◆ Short exercise ◆
Extract every line that includes the string "name".

[Items listed in a dataset]
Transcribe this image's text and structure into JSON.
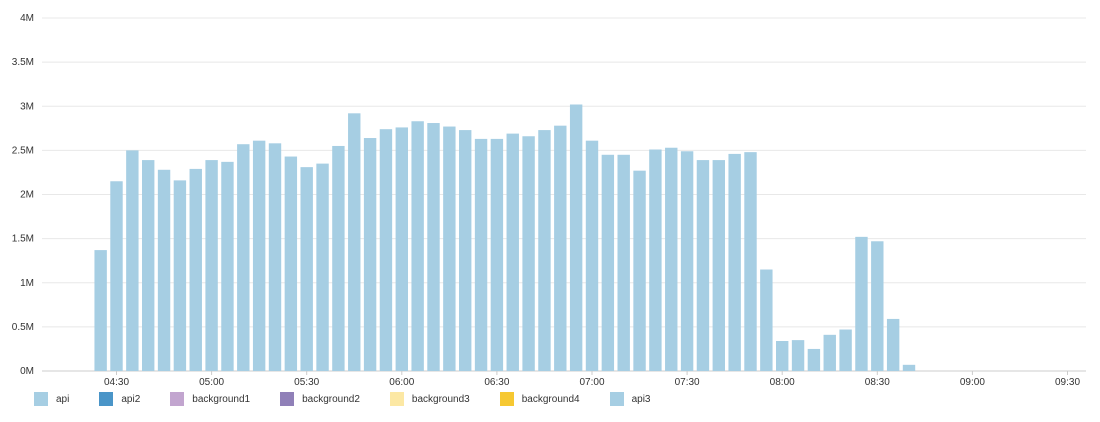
{
  "chart_data": {
    "type": "bar",
    "stacked": true,
    "y_ticks": [
      {
        "value": 0,
        "label": "0M"
      },
      {
        "value": 0.5,
        "label": "0.5M"
      },
      {
        "value": 1,
        "label": "1M"
      },
      {
        "value": 1.5,
        "label": "1.5M"
      },
      {
        "value": 2,
        "label": "2M"
      },
      {
        "value": 2.5,
        "label": "2.5M"
      },
      {
        "value": 3,
        "label": "3M"
      },
      {
        "value": 3.5,
        "label": "3.5M"
      },
      {
        "value": 4,
        "label": "4M"
      }
    ],
    "ylim": [
      0,
      4
    ],
    "x_ticks": [
      {
        "label": "04:30"
      },
      {
        "label": "05:00"
      },
      {
        "label": "05:30"
      },
      {
        "label": "06:00"
      },
      {
        "label": "06:30"
      },
      {
        "label": "07:00"
      },
      {
        "label": "07:30"
      },
      {
        "label": "08:00"
      },
      {
        "label": "08:30"
      },
      {
        "label": "09:00"
      },
      {
        "label": "09:30"
      }
    ],
    "bar_interval_minutes": 5,
    "first_bar_time": "04:25",
    "grid": true,
    "legend_position": "bottom-left",
    "series": [
      {
        "name": "api",
        "color": "#a6cee3",
        "values": [
          1.37,
          2.15,
          2.5,
          2.39,
          2.28,
          2.16,
          2.29,
          2.39,
          2.37,
          2.57,
          2.61,
          2.58,
          2.43,
          2.31,
          2.35,
          2.55,
          2.92,
          2.64,
          2.74,
          2.76,
          2.83,
          2.81,
          2.77,
          2.73,
          2.63,
          2.63,
          2.69,
          2.66,
          2.73,
          2.78,
          3.02,
          2.61,
          2.45,
          2.45,
          2.27,
          2.51,
          2.53,
          2.49,
          2.39,
          2.39,
          2.46,
          2.48,
          1.15,
          0.34,
          0.35,
          0.25,
          0.41,
          0.47,
          1.52,
          1.47,
          0.59,
          0.07
        ]
      },
      {
        "name": "api2",
        "color": "#4a95c8",
        "values": []
      },
      {
        "name": "background1",
        "color": "#c2a5cf",
        "values": []
      },
      {
        "name": "background2",
        "color": "#9080b8",
        "values": []
      },
      {
        "name": "background3",
        "color": "#fce8a4",
        "values": []
      },
      {
        "name": "background4",
        "color": "#f6c832",
        "values": []
      },
      {
        "name": "api3",
        "color": "#a6cee3",
        "values": []
      }
    ]
  }
}
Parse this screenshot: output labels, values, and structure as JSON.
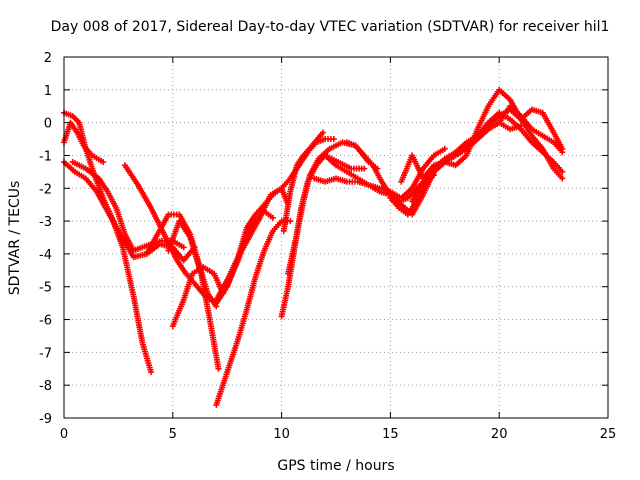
{
  "chart_data": {
    "type": "scatter",
    "title": "Day 008 of 2017, Sidereal Day-to-day VTEC variation (SDTVAR) for receiver hil1",
    "xlabel": "GPS time / hours",
    "ylabel": "SDTVAR / TECUs",
    "xlim": [
      0,
      25
    ],
    "ylim": [
      -9,
      2
    ],
    "xticks": [
      0,
      5,
      10,
      15,
      20,
      25
    ],
    "yticks": [
      -9,
      -8,
      -7,
      -6,
      -5,
      -4,
      -3,
      -2,
      -1,
      0,
      1,
      2
    ],
    "grid": true,
    "marker": "plus",
    "color": "#ff0000",
    "series": [
      {
        "x": [
          0.0,
          0.3,
          0.6,
          0.9,
          1.3,
          1.8
        ],
        "y": [
          -0.6,
          0.0,
          -0.3,
          -0.7,
          -1.0,
          -1.2
        ]
      },
      {
        "x": [
          0.0,
          0.4,
          0.7,
          1.0,
          1.4,
          1.8,
          2.2,
          2.7,
          3.2,
          3.6,
          4.0
        ],
        "y": [
          0.3,
          0.2,
          0.0,
          -0.8,
          -1.6,
          -2.3,
          -2.9,
          -3.8,
          -5.3,
          -6.7,
          -7.6
        ]
      },
      {
        "x": [
          0.0,
          0.5,
          1.0,
          1.5,
          2.0,
          2.6,
          3.2,
          3.8,
          4.4,
          5.0,
          5.5,
          6.0
        ],
        "y": [
          -1.2,
          -1.5,
          -1.7,
          -2.1,
          -2.7,
          -3.4,
          -4.1,
          -4.0,
          -3.7,
          -3.8,
          -4.2,
          -3.8
        ]
      },
      {
        "x": [
          0.4,
          1.0,
          1.6,
          2.0,
          2.4,
          2.8,
          3.2,
          3.6,
          4.0,
          4.5,
          5.0,
          5.5
        ],
        "y": [
          -1.2,
          -1.4,
          -1.7,
          -2.1,
          -2.6,
          -3.4,
          -3.9,
          -3.8,
          -3.7,
          -3.6,
          -3.6,
          -3.8
        ]
      },
      {
        "x": [
          2.8,
          3.4,
          4.0,
          4.6,
          5.2,
          5.6,
          6.0,
          6.5,
          7.0,
          7.4,
          8.0,
          8.4,
          8.8,
          9.2,
          9.6
        ],
        "y": [
          -1.3,
          -1.9,
          -2.6,
          -3.4,
          -4.2,
          -4.6,
          -4.9,
          -5.3,
          -5.5,
          -5.1,
          -4.2,
          -3.4,
          -3.0,
          -2.7,
          -2.9
        ]
      },
      {
        "x": [
          3.8,
          4.3,
          4.8,
          5.3,
          5.8,
          6.2,
          6.6,
          7.0
        ],
        "y": [
          -4.0,
          -3.4,
          -2.8,
          -2.8,
          -3.4,
          -4.3,
          -5.2,
          -5.6
        ]
      },
      {
        "x": [
          4.8,
          5.3,
          5.8,
          6.3,
          6.7,
          7.1
        ],
        "y": [
          -3.9,
          -3.0,
          -3.5,
          -4.6,
          -6.0,
          -7.5
        ]
      },
      {
        "x": [
          5.0,
          5.5,
          5.9,
          6.4,
          6.9,
          7.3
        ],
        "y": [
          -6.2,
          -5.4,
          -4.6,
          -4.4,
          -4.6,
          -5.2
        ]
      },
      {
        "x": [
          7.0,
          7.5,
          8.0,
          8.4,
          8.8,
          9.2,
          9.6,
          10.0,
          10.4
        ],
        "y": [
          -8.6,
          -7.6,
          -6.6,
          -5.7,
          -4.7,
          -3.9,
          -3.3,
          -3.0,
          -3.0
        ]
      },
      {
        "x": [
          7.0,
          7.5,
          8.0,
          8.5,
          9.0,
          9.5,
          10.0,
          10.3
        ],
        "y": [
          -5.4,
          -4.8,
          -4.1,
          -3.5,
          -2.9,
          -2.2,
          -2.0,
          -2.5
        ]
      },
      {
        "x": [
          7.5,
          8.0,
          8.4,
          8.8,
          9.2,
          9.6,
          10.0,
          10.4,
          10.8,
          11.2,
          11.6,
          12.0,
          12.4
        ],
        "y": [
          -5.0,
          -4.1,
          -3.2,
          -2.8,
          -2.5,
          -2.2,
          -2.0,
          -1.7,
          -1.3,
          -0.9,
          -0.6,
          -0.5,
          -0.5
        ]
      },
      {
        "x": [
          10.0,
          10.3,
          10.6,
          10.9,
          11.2,
          11.6,
          12.0,
          12.6,
          13.2,
          13.8
        ],
        "y": [
          -5.9,
          -5.0,
          -3.8,
          -2.6,
          -1.8,
          -1.3,
          -1.0,
          -1.2,
          -1.4,
          -1.4
        ]
      },
      {
        "x": [
          10.3,
          10.7,
          11.0,
          11.3,
          11.7,
          12.2,
          12.8,
          13.4,
          14.0,
          14.4
        ],
        "y": [
          -4.6,
          -3.4,
          -2.4,
          -1.6,
          -1.1,
          -0.8,
          -0.6,
          -0.7,
          -1.2,
          -1.4
        ]
      },
      {
        "x": [
          10.1,
          10.4,
          10.7,
          11.0,
          11.4,
          11.9
        ],
        "y": [
          -3.3,
          -2.1,
          -1.3,
          -1.0,
          -0.7,
          -0.3
        ]
      },
      {
        "x": [
          11.5,
          12.0,
          12.5,
          13.0,
          13.5,
          14.0,
          14.5,
          15.0,
          15.5,
          16.0,
          16.5,
          17.0,
          17.5
        ],
        "y": [
          -1.7,
          -1.8,
          -1.7,
          -1.8,
          -1.8,
          -1.9,
          -2.0,
          -2.1,
          -2.3,
          -2.0,
          -1.4,
          -1.0,
          -0.8
        ]
      },
      {
        "x": [
          12.0,
          12.5,
          13.0,
          13.5,
          14.0,
          14.5,
          15.0,
          15.5,
          16.0,
          16.5,
          17.0
        ],
        "y": [
          -1.0,
          -1.3,
          -1.5,
          -1.7,
          -1.9,
          -2.1,
          -2.2,
          -2.5,
          -2.8,
          -2.2,
          -1.5
        ]
      },
      {
        "x": [
          13.0,
          13.4,
          13.8,
          14.2,
          14.6,
          15.0,
          15.4,
          15.8,
          16.2,
          16.6,
          17.0
        ],
        "y": [
          -0.6,
          -0.7,
          -1.0,
          -1.3,
          -1.8,
          -2.2,
          -2.4,
          -2.3,
          -2.0,
          -1.8,
          -1.6
        ]
      },
      {
        "x": [
          15.0,
          15.4,
          15.8,
          16.2,
          16.6,
          17.0,
          17.5,
          18.0,
          18.5,
          19.0,
          19.5,
          20.0,
          20.5,
          21.0
        ],
        "y": [
          -2.3,
          -2.6,
          -2.8,
          -2.4,
          -1.9,
          -1.5,
          -1.2,
          -1.0,
          -0.8,
          -0.5,
          -0.2,
          0.0,
          -0.2,
          -0.1
        ]
      },
      {
        "x": [
          15.5,
          16.0,
          16.5,
          17.0,
          17.5,
          18.0,
          18.5,
          19.0,
          19.5,
          20.0,
          20.5,
          21.0,
          21.5,
          22.0,
          22.5,
          22.9
        ],
        "y": [
          -1.8,
          -1.0,
          -1.7,
          -1.3,
          -1.2,
          -1.3,
          -1.0,
          -0.2,
          0.5,
          1.0,
          0.7,
          0.1,
          -0.4,
          -0.8,
          -1.4,
          -1.7
        ]
      },
      {
        "x": [
          16.0,
          16.5,
          17.0,
          17.5,
          18.0,
          18.5,
          19.0,
          19.5,
          20.0,
          20.5,
          21.0,
          21.5,
          22.0,
          22.5,
          22.9
        ],
        "y": [
          -2.4,
          -1.8,
          -1.4,
          -1.1,
          -0.9,
          -0.6,
          -0.4,
          0.0,
          0.3,
          0.1,
          -0.2,
          -0.6,
          -0.9,
          -1.2,
          -1.5
        ]
      },
      {
        "x": [
          17.0,
          17.5,
          18.0,
          18.5,
          19.0,
          19.5,
          20.0,
          20.5,
          21.0,
          21.5,
          22.0,
          22.5,
          22.9
        ],
        "y": [
          -1.5,
          -1.2,
          -1.0,
          -0.7,
          -0.4,
          -0.1,
          0.2,
          0.4,
          0.1,
          0.4,
          0.3,
          -0.3,
          -0.8
        ]
      },
      {
        "x": [
          18.0,
          18.5,
          19.0,
          19.5,
          20.0,
          20.5,
          21.0,
          21.5,
          22.0,
          22.5,
          22.9
        ],
        "y": [
          -1.0,
          -0.8,
          -0.5,
          -0.2,
          0.0,
          0.5,
          0.2,
          -0.2,
          -0.4,
          -0.6,
          -0.9
        ]
      }
    ]
  }
}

◆ Written response ◆
        "name": "api",
        "name": "api2",
        "name": "background1",
        "name": "background2",
        "name": "background3",
        "name": "background4",
        "name": "api3",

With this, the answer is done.